Check each line below for the word "普通国省道" and give the number of lines that have it, nothing more.

* BEGIN LISTED RECORDS *

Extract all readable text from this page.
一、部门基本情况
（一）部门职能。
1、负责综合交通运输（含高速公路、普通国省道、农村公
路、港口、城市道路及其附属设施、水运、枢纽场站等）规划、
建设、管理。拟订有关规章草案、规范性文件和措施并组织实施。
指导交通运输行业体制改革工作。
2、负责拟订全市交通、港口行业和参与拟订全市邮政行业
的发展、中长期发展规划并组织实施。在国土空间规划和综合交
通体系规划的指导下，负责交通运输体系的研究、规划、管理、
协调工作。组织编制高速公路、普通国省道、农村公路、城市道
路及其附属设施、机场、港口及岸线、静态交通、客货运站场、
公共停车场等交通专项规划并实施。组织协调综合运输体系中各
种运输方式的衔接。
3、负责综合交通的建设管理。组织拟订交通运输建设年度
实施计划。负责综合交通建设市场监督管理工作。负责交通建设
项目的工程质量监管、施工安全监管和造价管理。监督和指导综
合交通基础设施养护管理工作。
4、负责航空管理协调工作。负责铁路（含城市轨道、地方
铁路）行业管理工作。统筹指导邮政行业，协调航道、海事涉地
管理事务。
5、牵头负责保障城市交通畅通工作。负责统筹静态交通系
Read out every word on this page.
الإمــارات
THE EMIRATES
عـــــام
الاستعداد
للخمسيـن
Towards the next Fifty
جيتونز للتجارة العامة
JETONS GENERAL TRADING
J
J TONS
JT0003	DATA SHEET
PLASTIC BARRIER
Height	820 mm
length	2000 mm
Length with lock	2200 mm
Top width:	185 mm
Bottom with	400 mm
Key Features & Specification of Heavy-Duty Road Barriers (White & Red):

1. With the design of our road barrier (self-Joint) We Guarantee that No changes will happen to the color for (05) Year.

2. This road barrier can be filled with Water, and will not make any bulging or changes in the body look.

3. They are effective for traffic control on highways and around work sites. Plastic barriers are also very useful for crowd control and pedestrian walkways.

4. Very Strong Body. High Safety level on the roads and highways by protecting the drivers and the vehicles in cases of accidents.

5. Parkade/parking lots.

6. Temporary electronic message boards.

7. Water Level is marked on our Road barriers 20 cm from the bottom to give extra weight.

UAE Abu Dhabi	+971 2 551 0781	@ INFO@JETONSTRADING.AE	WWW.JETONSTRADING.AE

* END LISTED RECORDS *

▸ FULL ANSWER: 2